### Data rows
※

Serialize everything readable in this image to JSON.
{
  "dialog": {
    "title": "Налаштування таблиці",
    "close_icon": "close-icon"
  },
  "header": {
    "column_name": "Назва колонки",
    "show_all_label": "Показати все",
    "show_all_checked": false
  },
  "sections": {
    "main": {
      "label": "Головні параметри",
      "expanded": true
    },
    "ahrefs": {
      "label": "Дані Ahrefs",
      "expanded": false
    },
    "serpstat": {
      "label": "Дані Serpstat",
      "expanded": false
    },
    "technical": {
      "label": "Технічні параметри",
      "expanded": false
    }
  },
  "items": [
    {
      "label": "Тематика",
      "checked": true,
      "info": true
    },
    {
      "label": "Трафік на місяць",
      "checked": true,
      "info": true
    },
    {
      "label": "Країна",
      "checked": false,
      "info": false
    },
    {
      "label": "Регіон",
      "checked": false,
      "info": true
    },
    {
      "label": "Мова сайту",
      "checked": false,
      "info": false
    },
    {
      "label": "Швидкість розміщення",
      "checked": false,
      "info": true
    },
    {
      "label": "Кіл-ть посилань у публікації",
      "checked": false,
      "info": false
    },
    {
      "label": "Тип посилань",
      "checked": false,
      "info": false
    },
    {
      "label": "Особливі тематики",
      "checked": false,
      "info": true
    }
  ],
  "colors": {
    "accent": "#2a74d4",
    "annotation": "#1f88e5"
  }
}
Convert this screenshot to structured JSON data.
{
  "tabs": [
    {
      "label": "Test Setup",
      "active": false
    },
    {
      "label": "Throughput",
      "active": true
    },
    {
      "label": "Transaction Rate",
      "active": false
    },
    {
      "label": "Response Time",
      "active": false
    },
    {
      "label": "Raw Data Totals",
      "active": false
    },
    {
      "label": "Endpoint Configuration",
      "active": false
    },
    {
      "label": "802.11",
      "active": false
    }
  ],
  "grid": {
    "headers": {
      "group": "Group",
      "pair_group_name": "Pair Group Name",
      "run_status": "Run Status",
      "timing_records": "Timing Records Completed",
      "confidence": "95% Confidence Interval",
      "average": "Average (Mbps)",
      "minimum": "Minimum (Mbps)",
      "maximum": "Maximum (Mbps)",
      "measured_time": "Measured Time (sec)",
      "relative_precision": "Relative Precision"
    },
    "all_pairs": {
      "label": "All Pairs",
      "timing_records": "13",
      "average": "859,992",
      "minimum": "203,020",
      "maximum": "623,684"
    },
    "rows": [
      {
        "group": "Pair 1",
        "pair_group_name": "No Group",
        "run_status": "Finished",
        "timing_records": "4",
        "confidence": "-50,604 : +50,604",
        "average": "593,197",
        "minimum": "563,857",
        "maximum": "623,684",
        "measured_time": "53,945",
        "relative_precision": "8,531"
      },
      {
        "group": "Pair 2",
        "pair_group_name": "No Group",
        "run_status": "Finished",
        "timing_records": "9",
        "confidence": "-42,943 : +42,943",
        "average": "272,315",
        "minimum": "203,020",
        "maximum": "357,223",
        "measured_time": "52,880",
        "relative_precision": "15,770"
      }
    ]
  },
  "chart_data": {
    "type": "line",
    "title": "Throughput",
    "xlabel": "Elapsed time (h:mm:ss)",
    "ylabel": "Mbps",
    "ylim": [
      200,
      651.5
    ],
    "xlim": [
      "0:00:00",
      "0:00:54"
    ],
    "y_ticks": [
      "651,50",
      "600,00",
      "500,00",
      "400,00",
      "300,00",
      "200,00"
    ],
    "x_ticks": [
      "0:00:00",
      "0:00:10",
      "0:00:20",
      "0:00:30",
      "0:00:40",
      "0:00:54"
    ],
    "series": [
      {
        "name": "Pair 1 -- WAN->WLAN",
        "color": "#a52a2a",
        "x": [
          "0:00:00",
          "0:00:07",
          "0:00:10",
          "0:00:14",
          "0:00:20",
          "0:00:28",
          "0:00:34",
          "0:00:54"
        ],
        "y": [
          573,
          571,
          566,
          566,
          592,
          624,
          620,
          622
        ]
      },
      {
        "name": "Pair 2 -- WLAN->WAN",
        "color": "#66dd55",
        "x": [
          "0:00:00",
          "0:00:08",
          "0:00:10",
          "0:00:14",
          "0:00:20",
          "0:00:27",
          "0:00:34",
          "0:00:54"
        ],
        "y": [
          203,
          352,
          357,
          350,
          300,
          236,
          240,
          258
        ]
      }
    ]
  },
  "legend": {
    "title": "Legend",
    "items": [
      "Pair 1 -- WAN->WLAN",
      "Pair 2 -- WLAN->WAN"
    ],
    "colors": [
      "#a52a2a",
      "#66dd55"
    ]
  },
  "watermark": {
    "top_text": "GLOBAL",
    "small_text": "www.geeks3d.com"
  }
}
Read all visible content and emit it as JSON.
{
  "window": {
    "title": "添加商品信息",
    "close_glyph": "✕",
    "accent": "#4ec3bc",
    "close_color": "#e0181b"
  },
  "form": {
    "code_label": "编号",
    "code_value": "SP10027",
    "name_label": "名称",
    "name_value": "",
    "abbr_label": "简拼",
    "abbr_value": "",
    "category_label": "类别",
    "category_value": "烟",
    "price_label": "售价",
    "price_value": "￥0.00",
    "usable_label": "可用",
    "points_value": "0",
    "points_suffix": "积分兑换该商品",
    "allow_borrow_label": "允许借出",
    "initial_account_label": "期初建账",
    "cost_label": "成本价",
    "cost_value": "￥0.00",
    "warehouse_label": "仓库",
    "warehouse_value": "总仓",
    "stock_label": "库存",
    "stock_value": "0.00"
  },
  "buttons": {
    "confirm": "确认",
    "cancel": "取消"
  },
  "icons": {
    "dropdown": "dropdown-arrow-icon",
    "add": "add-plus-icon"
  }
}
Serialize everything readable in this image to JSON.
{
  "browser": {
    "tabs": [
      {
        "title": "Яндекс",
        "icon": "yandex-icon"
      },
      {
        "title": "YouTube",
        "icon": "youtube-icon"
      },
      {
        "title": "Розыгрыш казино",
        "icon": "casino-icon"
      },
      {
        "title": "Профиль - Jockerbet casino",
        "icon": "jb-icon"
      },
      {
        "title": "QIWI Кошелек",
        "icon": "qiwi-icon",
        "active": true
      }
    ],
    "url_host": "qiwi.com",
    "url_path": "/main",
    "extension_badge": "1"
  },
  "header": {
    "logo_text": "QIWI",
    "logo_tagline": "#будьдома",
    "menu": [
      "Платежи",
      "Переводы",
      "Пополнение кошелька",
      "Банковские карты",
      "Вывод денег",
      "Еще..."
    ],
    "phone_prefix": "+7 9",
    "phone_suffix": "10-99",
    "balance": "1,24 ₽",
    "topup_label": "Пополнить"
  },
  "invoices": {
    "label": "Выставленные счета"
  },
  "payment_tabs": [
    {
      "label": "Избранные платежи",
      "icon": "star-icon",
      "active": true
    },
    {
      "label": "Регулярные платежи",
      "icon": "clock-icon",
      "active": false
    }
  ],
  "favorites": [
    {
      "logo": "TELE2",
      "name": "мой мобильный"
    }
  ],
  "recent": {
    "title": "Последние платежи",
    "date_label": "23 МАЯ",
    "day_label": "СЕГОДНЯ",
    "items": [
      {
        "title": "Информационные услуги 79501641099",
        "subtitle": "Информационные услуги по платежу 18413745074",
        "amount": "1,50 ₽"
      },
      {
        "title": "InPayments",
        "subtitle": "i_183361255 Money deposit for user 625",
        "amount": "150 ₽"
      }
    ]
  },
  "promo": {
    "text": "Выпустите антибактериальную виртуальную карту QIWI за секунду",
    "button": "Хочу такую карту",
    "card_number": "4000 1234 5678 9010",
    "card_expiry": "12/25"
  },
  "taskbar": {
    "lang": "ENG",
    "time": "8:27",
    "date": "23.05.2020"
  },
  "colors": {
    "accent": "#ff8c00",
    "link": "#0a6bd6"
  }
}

※

### What the task requires
Write out every entry verbatim.

### Written answer
Serialize everything readable in this image to JSON.
{
  "dialog": {
    "title": "Налаштування таблиці",
    "close_icon": "close-icon"
  },
  "header": {
    "column_name": "Назва колонки",
    "show_all_label": "Показати все",
    "show_all_checked": false
  },
  "sections": {
    "main": {
      "label": "Головні параметри",
      "expanded": true
    },
    "ahrefs": {
      "label": "Дані Ahrefs",
      "expanded": false
    },
    "serpstat": {
      "label": "Дані Serpstat",
      "expanded": false
    },
    "technical": {
      "label": "Технічні параметри",
      "expanded": false
    }
  },
  "items": [
    {
      "label": "Тематика",
      "checked": true,
      "info": true
    },
    {
      "label": "Трафік на місяць",
      "checked": true,
      "info": true
    },
    {
      "label": "Країна",
      "checked": false,
      "info": false
    },
    {
      "label": "Регіон",
      "checked": false,
      "info": true
    },
    {
      "label": "Мова сайту",
      "checked": false,
      "info": false
    },
    {
      "label": "Швидкість розміщення",
      "checked": false,
      "info": true
    },
    {
      "label": "Кіл-ть посилань у публікації",
      "checked": false,
      "info": false
    },
    {
      "label": "Тип посилань",
      "checked": false,
      "info": false
    },
    {
      "label": "Особливі тематики",
      "checked": false,
      "info": true
    }
  ],
  "colors": {
    "accent": "#2a74d4",
    "annotation": "#1f88e5"
  }
}
Convert this screenshot to structured JSON data.
{
  "tabs": [
    {
      "label": "Test Setup",
      "active": false
    },
    {
      "label": "Throughput",
      "active": true
    },
    {
      "label": "Transaction Rate",
      "active": false
    },
    {
      "label": "Response Time",
      "active": false
    },
    {
      "label": "Raw Data Totals",
      "active": false
    },
    {
      "label": "Endpoint Configuration",
      "active": false
    },
    {
      "label": "802.11",
      "active": false
    }
  ],
  "grid": {
    "headers": {
      "group": "Group",
      "pair_group_name": "Pair Group Name",
      "run_status": "Run Status",
      "timing_records": "Timing Records Completed",
      "confidence": "95% Confidence Interval",
      "average": "Average (Mbps)",
      "minimum": "Minimum (Mbps)",
      "maximum": "Maximum (Mbps)",
      "measured_time": "Measured Time (sec)",
      "relative_precision": "Relative Precision"
    },
    "all_pairs": {
      "label": "All Pairs",
      "timing_records": "13",
      "average": "859,992",
      "minimum": "203,020",
      "maximum": "623,684"
    },
    "rows": [
      {
        "group": "Pair 1",
        "pair_group_name": "No Group",
        "run_status": "Finished",
        "timing_records": "4",
        "confidence": "-50,604 : +50,604",
        "average": "593,197",
        "minimum": "563,857",
        "maximum": "623,684",
        "measured_time": "53,945",
        "relative_precision": "8,531"
      },
      {
        "group": "Pair 2",
        "pair_group_name": "No Group",
        "run_status": "Finished",
        "timing_records": "9",
        "confidence": "-42,943 : +42,943",
        "average": "272,315",
        "minimum": "203,020",
        "maximum": "357,223",
        "measured_time": "52,880",
        "relative_precision": "15,770"
      }
    ]
  },
  "chart_data": {
    "type": "line",
    "title": "Throughput",
    "xlabel": "Elapsed time (h:mm:ss)",
    "ylabel": "Mbps",
    "ylim": [
      200,
      651.5
    ],
    "xlim": [
      "0:00:00",
      "0:00:54"
    ],
    "y_ticks": [
      "651,50",
      "600,00",
      "500,00",
      "400,00",
      "300,00",
      "200,00"
    ],
    "x_ticks": [
      "0:00:00",
      "0:00:10",
      "0:00:20",
      "0:00:30",
      "0:00:40",
      "0:00:54"
    ],
    "series": [
      {
        "name": "Pair 1 -- WAN->WLAN",
        "color": "#a52a2a",
        "x": [
          "0:00:00",
          "0:00:07",
          "0:00:10",
          "0:00:14",
          "0:00:20",
          "0:00:28",
          "0:00:34",
          "0:00:54"
        ],
        "y": [
          573,
          571,
          566,
          566,
          592,
          624,
          620,
          622
        ]
      },
      {
        "name": "Pair 2 -- WLAN->WAN",
        "color": "#66dd55",
        "x": [
          "0:00:00",
          "0:00:08",
          "0:00:10",
          "0:00:14",
          "0:00:20",
          "0:00:27",
          "0:00:34",
          "0:00:54"
        ],
        "y": [
          203,
          352,
          357,
          350,
          300,
          236,
          240,
          258
        ]
      }
    ]
  },
  "legend": {
    "title": "Legend",
    "items": [
      "Pair 1 -- WAN->WLAN",
      "Pair 2 -- WLAN->WAN"
    ],
    "colors": [
      "#a52a2a",
      "#66dd55"
    ]
  },
  "watermark": {
    "top_text": "GLOBAL",
    "small_text": "www.geeks3d.com"
  }
}
Read all visible content and emit it as JSON.
{
  "window": {
    "title": "添加商品信息",
    "close_glyph": "✕",
    "accent": "#4ec3bc",
    "close_color": "#e0181b"
  },
  "form": {
    "code_label": "编号",
    "code_value": "SP10027",
    "name_label": "名称",
    "name_value": "",
    "abbr_label": "简拼",
    "abbr_value": "",
    "category_label": "类别",
    "category_value": "烟",
    "price_label": "售价",
    "price_value": "￥0.00",
    "usable_label": "可用",
    "points_value": "0",
    "points_suffix": "积分兑换该商品",
    "allow_borrow_label": "允许借出",
    "initial_account_label": "期初建账",
    "cost_label": "成本价",
    "cost_value": "￥0.00",
    "warehouse_label": "仓库",
    "warehouse_value": "总仓",
    "stock_label": "库存",
    "stock_value": "0.00"
  },
  "buttons": {
    "confirm": "确认",
    "cancel": "取消"
  },
  "icons": {
    "dropdown": "dropdown-arrow-icon",
    "add": "add-plus-icon"
  }
}
Serialize everything readable in this image to JSON.
{
  "browser": {
    "tabs": [
      {
        "title": "Яндекс",
        "icon": "yandex-icon"
      },
      {
        "title": "YouTube",
        "icon": "youtube-icon"
      },
      {
        "title": "Розыгрыш казино",
        "icon": "casino-icon"
      },
      {
        "title": "Профиль - Jockerbet casino",
        "icon": "jb-icon"
      },
      {
        "title": "QIWI Кошелек",
        "icon": "qiwi-icon",
        "active": true
      }
    ],
    "url_host": "qiwi.com",
    "url_path": "/main",
    "extension_badge": "1"
  },
  "header": {
    "logo_text": "QIWI",
    "logo_tagline": "#будьдома",
    "menu": [
      "Платежи",
      "Переводы",
      "Пополнение кошелька",
      "Банковские карты",
      "Вывод денег",
      "Еще..."
    ],
    "phone_prefix": "+7 9",
    "phone_suffix": "10-99",
    "balance": "1,24 ₽",
    "topup_label": "Пополнить"
  },
  "invoices": {
    "label": "Выставленные счета"
  },
  "payment_tabs": [
    {
      "label": "Избранные платежи",
      "icon": "star-icon",
      "active": true
    },
    {
      "label": "Регулярные платежи",
      "icon": "clock-icon",
      "active": false
    }
  ],
  "favorites": [
    {
      "logo": "TELE2",
      "name": "мой мобильный"
    }
  ],
  "recent": {
    "title": "Последние платежи",
    "date_label": "23 МАЯ",
    "day_label": "СЕГОДНЯ",
    "items": [
      {
        "title": "Информационные услуги 79501641099",
        "subtitle": "Информационные услуги по платежу 18413745074",
        "amount": "1,50 ₽"
      },
      {
        "title": "InPayments",
        "subtitle": "i_183361255 Money deposit for user 625",
        "amount": "150 ₽"
      }
    ]
  },
  "promo": {
    "text": "Выпустите антибактериальную виртуальную карту QIWI за секунду",
    "button": "Хочу такую карту",
    "card_number": "4000 1234 5678 9010",
    "card_expiry": "12/25"
  },
  "taskbar": {
    "lang": "ENG",
    "time": "8:27",
    "date": "23.05.2020"
  },
  "colors": {
    "accent": "#ff8c00",
    "link": "#0a6bd6"
  }
}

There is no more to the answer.